Pick out each line of the records in which the word "that" appears.

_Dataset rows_
--------------------------------------------------
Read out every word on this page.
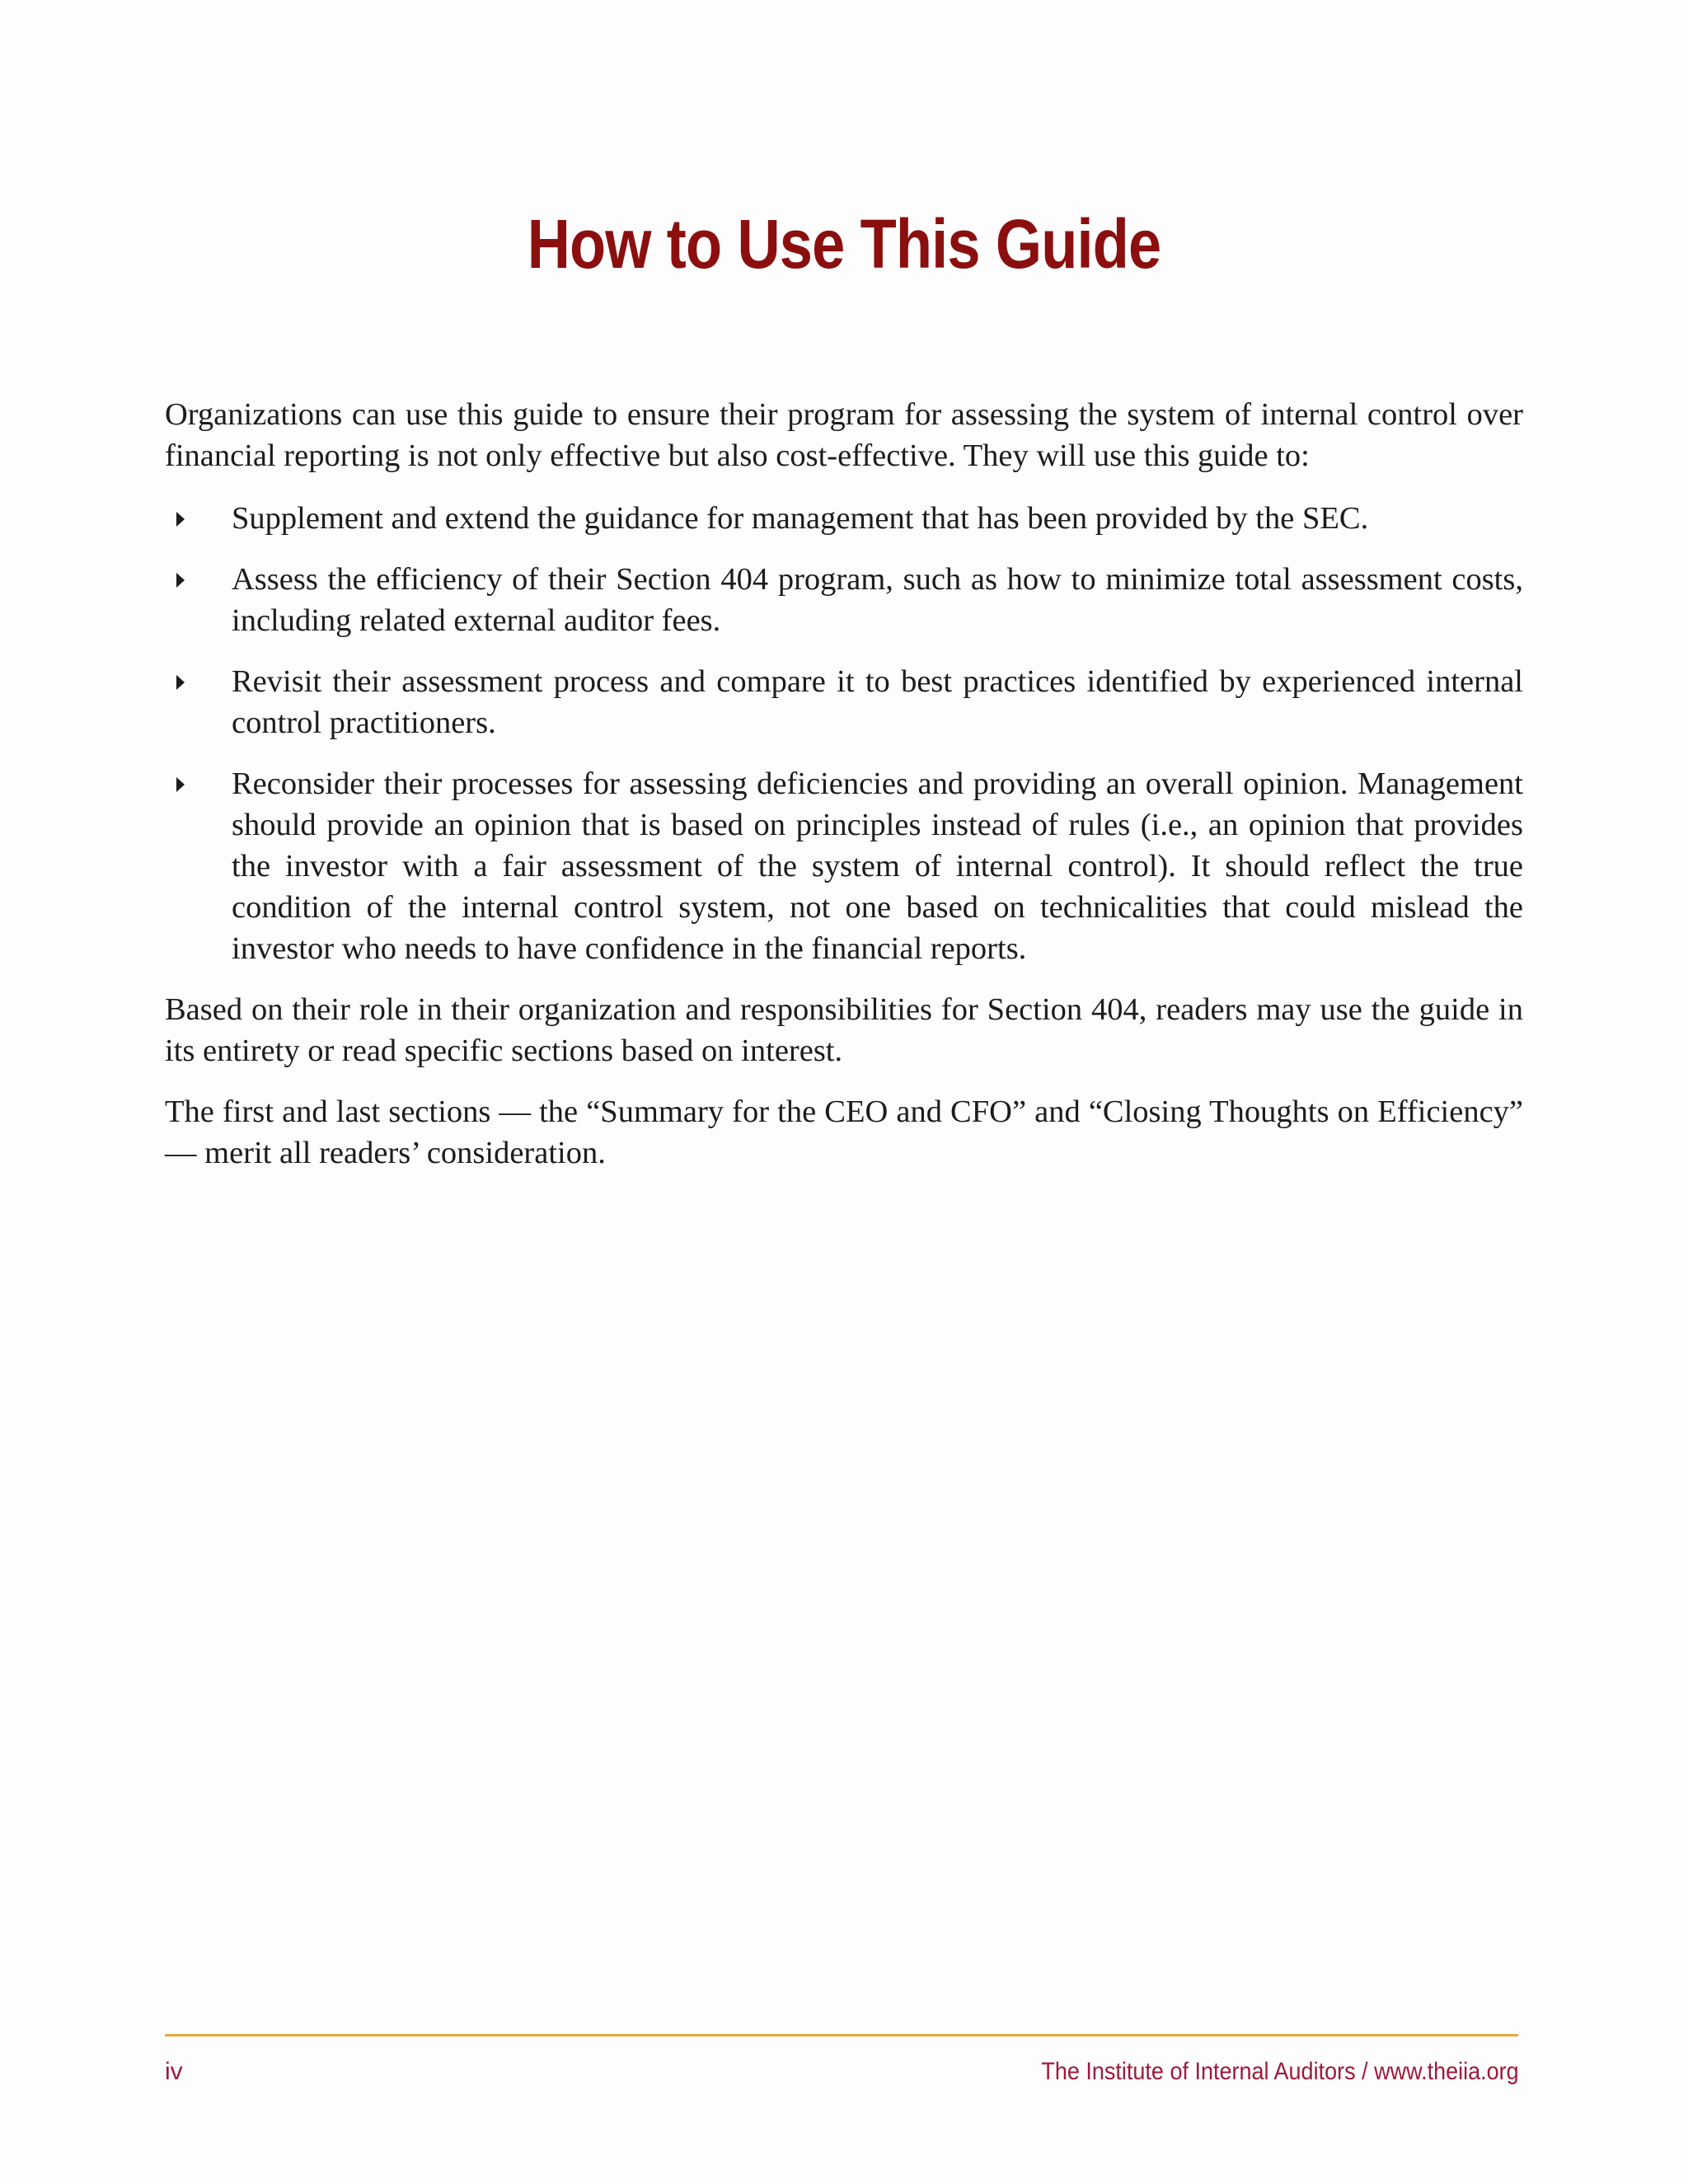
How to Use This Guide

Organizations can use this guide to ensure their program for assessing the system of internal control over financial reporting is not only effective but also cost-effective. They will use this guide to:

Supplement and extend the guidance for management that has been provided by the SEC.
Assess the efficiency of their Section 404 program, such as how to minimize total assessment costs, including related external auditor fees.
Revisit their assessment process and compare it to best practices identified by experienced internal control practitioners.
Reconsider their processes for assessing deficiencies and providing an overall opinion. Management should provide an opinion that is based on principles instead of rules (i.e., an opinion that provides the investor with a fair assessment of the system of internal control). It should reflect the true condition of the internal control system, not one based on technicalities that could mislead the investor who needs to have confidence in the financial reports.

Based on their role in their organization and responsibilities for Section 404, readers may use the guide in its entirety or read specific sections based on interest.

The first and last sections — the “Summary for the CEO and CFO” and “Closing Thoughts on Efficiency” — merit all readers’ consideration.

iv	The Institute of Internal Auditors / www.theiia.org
--------------------------------------------------
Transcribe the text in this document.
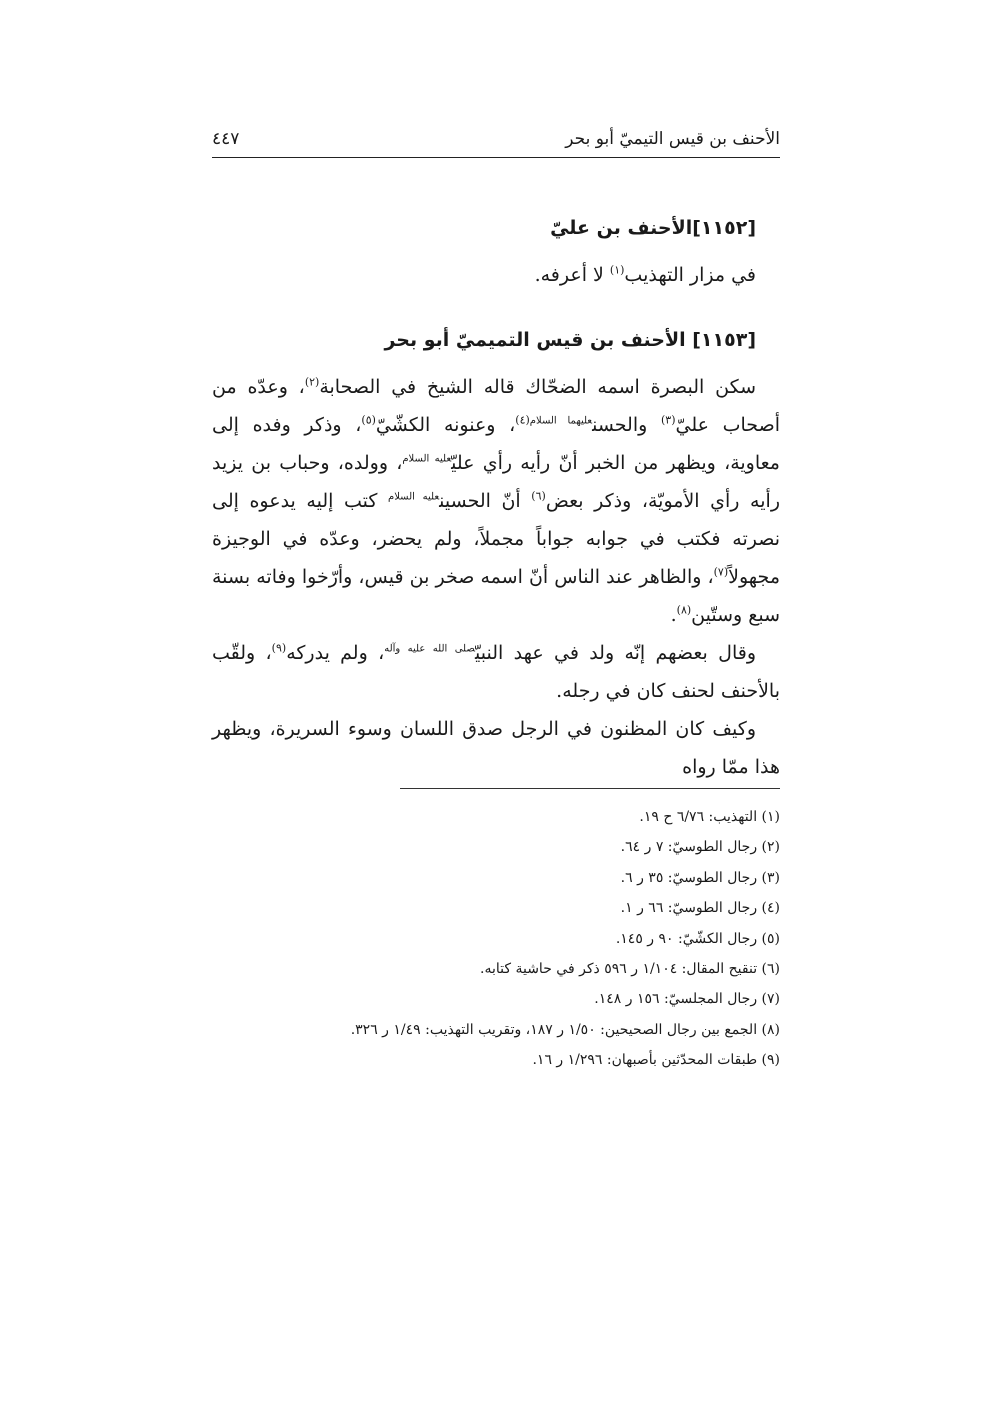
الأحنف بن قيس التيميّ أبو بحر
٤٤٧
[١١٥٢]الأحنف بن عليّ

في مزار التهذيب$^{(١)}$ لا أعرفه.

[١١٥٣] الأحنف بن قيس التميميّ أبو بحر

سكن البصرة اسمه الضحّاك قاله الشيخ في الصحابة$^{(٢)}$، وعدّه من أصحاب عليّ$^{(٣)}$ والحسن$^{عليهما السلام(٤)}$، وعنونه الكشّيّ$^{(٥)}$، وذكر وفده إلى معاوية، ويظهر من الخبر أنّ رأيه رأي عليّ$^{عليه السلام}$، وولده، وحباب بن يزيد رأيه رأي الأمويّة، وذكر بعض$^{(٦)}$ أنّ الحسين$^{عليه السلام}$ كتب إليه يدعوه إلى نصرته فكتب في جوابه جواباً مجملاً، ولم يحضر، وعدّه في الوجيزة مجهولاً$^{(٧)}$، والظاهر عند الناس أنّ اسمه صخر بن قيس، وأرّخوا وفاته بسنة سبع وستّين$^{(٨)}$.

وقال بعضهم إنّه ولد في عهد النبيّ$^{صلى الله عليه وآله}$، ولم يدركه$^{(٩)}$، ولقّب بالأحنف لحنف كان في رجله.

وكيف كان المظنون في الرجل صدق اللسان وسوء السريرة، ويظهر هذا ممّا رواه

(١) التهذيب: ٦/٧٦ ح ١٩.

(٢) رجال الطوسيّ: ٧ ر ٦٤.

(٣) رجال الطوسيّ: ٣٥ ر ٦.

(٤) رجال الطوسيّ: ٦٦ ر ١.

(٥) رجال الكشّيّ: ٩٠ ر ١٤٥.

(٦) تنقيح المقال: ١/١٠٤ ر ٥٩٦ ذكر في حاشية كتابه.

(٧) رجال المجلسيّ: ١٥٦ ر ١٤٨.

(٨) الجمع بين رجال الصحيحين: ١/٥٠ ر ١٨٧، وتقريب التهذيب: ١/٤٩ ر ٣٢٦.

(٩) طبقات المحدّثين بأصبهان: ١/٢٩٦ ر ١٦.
--------------------------------------------------
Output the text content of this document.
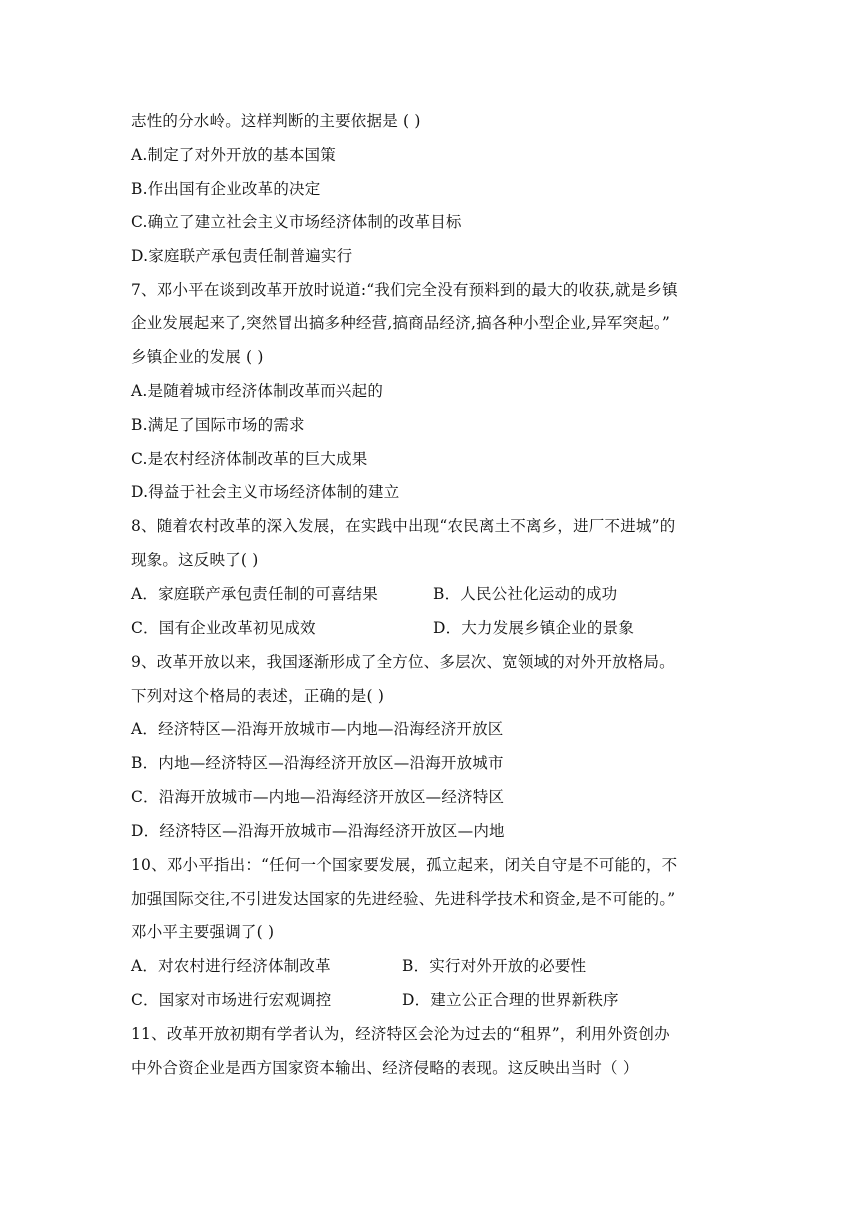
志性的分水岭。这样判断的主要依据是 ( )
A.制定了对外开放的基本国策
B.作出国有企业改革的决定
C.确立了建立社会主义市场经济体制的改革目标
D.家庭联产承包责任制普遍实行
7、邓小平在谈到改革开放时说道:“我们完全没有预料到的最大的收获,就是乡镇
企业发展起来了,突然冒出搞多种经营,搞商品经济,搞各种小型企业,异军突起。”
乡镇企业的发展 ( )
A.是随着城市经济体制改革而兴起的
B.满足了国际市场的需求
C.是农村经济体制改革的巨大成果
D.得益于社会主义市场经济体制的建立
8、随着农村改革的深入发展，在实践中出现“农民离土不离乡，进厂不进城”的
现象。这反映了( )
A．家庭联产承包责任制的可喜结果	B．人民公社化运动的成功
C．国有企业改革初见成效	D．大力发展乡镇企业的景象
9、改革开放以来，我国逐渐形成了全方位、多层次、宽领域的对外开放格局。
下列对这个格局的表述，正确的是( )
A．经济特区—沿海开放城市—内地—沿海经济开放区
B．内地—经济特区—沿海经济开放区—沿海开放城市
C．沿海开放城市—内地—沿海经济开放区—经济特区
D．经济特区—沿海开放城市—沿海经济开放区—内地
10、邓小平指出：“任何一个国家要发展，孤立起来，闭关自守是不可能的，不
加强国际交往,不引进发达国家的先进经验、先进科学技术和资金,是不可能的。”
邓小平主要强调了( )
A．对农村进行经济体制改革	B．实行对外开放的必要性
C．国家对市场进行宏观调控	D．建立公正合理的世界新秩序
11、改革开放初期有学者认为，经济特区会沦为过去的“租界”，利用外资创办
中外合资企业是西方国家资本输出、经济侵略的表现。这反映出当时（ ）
--------------------------------------------------
_Output for this exercise_
Supplement and extend the guidance for management that has been provided by the SEC.
Reconsider their processes for assessing deficiencies and providing an overall opinion. Management should provide an opinion that is based on principles instead of rules (i.e., an opinion that provides the investor with a fair assessment of the system of internal control). It should reflect the true condition of the internal control system, not one based on technicalities that could mislead the investor who needs to have confidence in the financial reports.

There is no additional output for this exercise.